Problem description
Collect all lines containing the word "它的多少要依职事与考课而定" from the data.

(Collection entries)
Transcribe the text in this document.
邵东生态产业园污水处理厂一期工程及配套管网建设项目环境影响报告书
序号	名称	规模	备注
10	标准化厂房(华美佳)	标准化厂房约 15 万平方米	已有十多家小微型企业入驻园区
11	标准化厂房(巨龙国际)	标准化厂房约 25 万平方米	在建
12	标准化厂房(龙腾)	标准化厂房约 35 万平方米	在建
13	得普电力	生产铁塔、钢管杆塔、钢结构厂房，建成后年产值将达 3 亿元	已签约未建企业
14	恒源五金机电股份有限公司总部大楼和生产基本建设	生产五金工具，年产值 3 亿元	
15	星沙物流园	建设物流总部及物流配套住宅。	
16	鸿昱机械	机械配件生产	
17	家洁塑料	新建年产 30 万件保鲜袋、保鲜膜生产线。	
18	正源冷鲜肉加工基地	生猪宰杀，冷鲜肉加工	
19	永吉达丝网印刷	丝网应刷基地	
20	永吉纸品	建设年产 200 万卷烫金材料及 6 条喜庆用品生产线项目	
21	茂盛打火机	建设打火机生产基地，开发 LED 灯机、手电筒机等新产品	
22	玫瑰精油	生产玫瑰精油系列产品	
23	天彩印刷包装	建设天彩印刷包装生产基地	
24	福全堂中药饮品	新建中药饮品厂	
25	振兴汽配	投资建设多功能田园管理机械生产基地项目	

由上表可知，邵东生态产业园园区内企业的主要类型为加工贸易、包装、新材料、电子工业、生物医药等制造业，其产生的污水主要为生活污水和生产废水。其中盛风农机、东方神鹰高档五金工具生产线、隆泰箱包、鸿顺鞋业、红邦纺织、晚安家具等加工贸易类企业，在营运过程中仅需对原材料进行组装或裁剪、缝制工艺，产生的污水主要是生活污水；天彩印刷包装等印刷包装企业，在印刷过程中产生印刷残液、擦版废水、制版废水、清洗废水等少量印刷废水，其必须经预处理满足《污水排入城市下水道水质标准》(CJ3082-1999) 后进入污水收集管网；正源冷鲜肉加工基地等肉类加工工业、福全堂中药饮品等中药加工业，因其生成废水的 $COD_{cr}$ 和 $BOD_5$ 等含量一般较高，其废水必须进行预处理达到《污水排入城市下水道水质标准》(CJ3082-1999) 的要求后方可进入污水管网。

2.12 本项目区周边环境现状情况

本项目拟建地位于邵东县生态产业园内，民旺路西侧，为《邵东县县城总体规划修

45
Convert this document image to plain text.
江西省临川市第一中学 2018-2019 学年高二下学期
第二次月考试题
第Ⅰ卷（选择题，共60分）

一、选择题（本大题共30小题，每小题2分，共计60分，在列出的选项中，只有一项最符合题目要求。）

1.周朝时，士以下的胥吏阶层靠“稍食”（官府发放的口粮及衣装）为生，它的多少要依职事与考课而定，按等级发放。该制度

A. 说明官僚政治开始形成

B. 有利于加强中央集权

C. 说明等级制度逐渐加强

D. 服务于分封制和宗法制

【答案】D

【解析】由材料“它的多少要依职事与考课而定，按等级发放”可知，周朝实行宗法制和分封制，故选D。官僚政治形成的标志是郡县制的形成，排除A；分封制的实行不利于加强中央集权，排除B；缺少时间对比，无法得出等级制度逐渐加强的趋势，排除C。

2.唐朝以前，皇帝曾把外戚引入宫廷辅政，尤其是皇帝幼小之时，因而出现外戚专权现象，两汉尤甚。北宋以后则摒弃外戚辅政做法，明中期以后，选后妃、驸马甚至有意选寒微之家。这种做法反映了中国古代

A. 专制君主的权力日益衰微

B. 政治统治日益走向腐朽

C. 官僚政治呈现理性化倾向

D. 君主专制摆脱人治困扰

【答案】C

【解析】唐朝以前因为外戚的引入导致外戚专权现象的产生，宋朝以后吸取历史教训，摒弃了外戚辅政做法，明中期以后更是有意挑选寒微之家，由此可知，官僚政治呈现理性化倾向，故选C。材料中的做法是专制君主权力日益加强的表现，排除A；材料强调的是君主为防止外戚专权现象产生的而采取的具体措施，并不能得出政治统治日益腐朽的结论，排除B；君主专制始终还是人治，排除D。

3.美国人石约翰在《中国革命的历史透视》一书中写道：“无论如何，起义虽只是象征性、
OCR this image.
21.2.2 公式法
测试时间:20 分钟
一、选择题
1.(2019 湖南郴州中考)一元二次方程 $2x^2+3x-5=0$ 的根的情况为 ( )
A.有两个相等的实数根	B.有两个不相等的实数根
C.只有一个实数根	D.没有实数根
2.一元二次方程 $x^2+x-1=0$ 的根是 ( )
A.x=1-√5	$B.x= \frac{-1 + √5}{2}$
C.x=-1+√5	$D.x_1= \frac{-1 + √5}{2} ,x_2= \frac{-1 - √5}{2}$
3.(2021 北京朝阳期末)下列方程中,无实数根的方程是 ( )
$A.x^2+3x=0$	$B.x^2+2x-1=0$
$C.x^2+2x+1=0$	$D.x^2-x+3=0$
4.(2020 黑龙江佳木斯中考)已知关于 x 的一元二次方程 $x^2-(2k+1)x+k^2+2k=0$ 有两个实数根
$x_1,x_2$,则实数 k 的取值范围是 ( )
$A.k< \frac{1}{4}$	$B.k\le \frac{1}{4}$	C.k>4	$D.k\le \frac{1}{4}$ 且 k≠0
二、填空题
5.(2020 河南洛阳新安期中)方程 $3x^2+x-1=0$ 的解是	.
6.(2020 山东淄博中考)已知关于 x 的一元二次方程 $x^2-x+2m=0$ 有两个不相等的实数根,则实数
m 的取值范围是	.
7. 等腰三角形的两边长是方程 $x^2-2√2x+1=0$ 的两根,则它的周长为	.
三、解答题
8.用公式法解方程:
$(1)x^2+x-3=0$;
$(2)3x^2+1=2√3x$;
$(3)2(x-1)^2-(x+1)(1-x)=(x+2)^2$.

Final result
1.周朝时，士以下的胥吏阶层靠“稍食”（官府发放的口粮及衣装）为生，它的多少要依职事与考课而定，按等级发放。该制度
【解析】由材料“它的多少要依职事与考课而定，按等级发放”可知，周朝实行宗法制和分封制，故选D。官僚政治形成的标志是郡县制的形成，排除A；分封制的实行不利于加强中央集权，排除B；缺少时间对比，无法得出等级制度逐渐加强的趋势，排除C。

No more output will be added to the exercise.